- **Set tasks**:
• 1. Name every person, company, and equipment model mentioned in the passage about the LA-2A compressor.
• 2. Echo the LA-2A compressor passage between "Lawrence’s approach to" and "the signal increases.", inclusive.
• 3. Continue the passage about the LA-2A compressor from where it ends.

The LA-2A emerged in the same era, but in a slightly different way. This unit was invented by James Lawrence, the founder of Teletronix, a company that was eventually acquired by UREI. And if the 1176 was the precocious punk, full of attitude, the LA-2A was its refined, more restrained sibling. And while the 1176 surged into the future with its embrace of solid state technology, the LA-2A kept it old school – based on tubes, but with a twist.
Lawrence’s approach to compression was born from a frustration of having to ride levels constantly to create a consistent level of volume in a signal. His background knowledge of optical sensors led him to design a compressor that reduced level according to the program material.
A light source would get brighter as more audio was fed into it. A second element, a photocell, decreases resistance as the light shines brighter, bringing the output gain of the circuit down. This ingenious piece of engineering yielded a natural form of compression that works harder as the signal increases.

- **Recorded data**:
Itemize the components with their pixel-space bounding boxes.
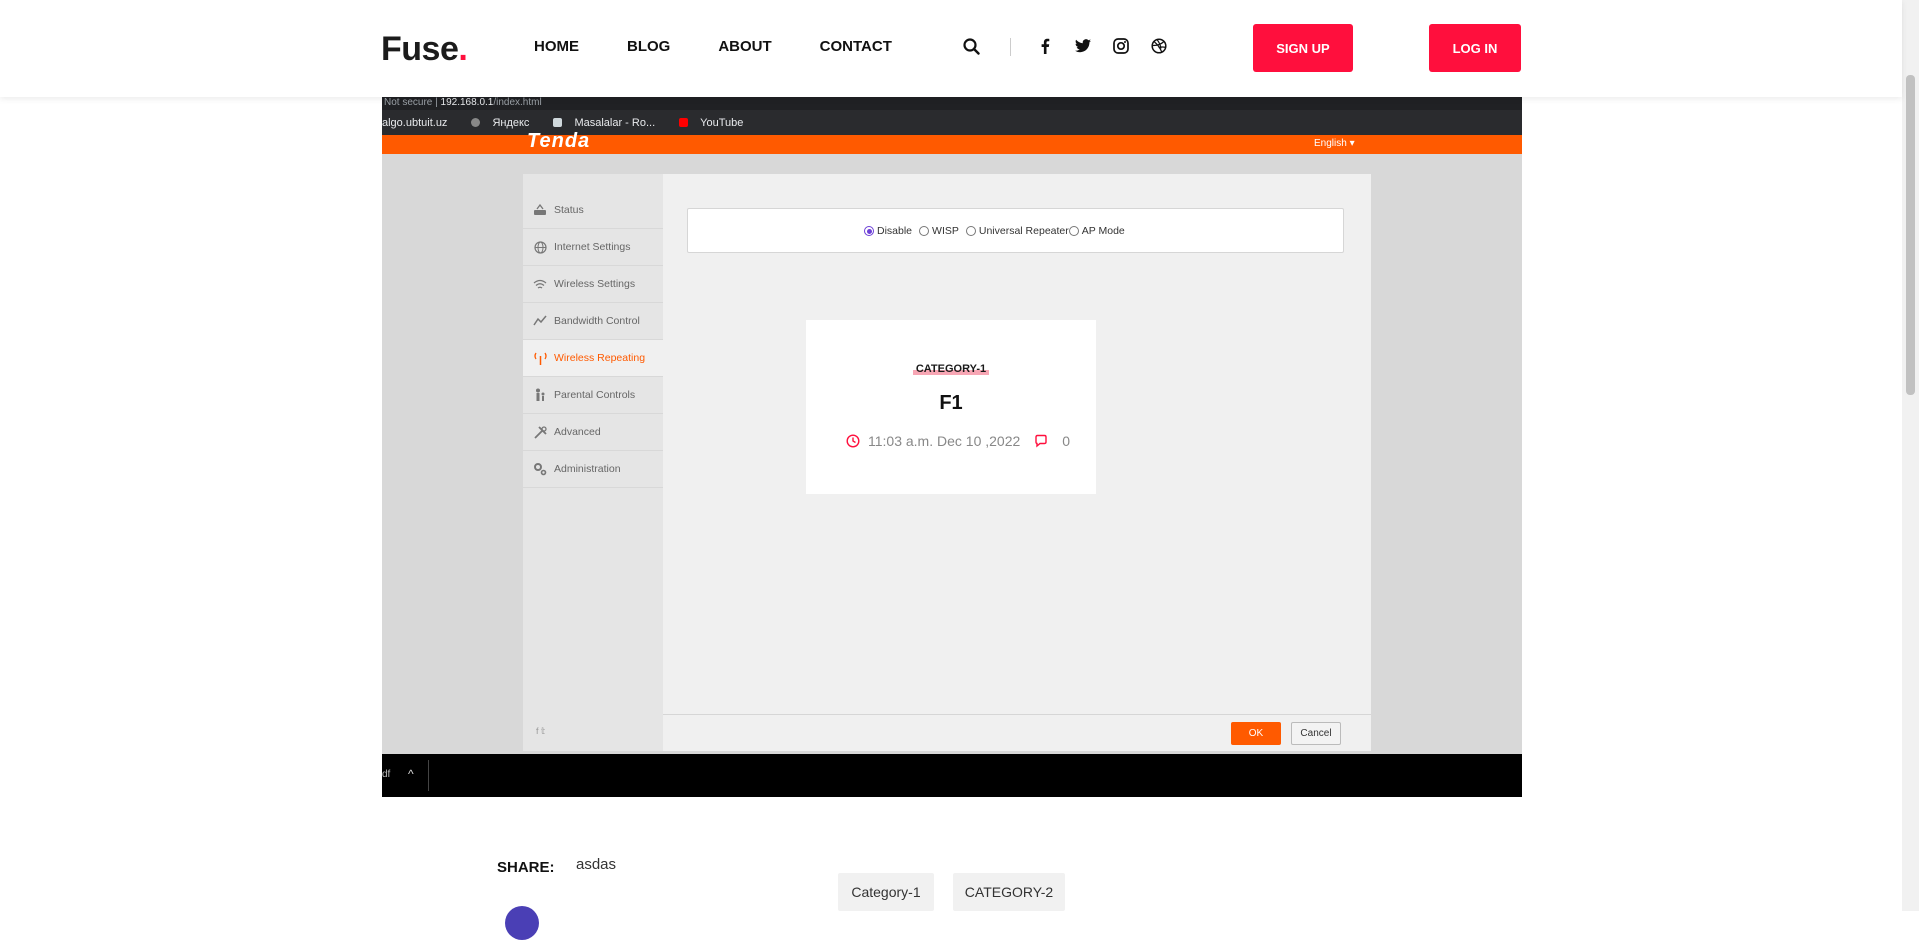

- **Exercise answers**:
• 1.
- LA-2A
- James Lawrence
- Teletronix
- UREI
- 1176

• 2.
Lawrence’s approach to compression was born from a frustration of having to ride levels constantly to create a consistent level of volume in a signal. His background knowledge of optical sensors led him to design a compressor that reduced level according to the program material.
A light source would get brighter as more audio was fed into it. A second element, a photocell, decreases resistance as the light shines brighter, bringing the output gain of the circuit down. This ingenious piece of engineering yielded a natural form of compression that works harder as the signal increases.

• 3.
The “Levelling Amplifier” moniker of the LA-2A is also instructive. It’s not exactly set and forget – in fact, there’s a whole spectrum of colours available to dial in with its interface consisting of two simple knobs: Gain and Peak Reduction. It is the type of unit that is designed to warm up a sound, without applying to much squash. If maximum control and more aggression is what you desire, you’re probably more likely to reach for the 1176.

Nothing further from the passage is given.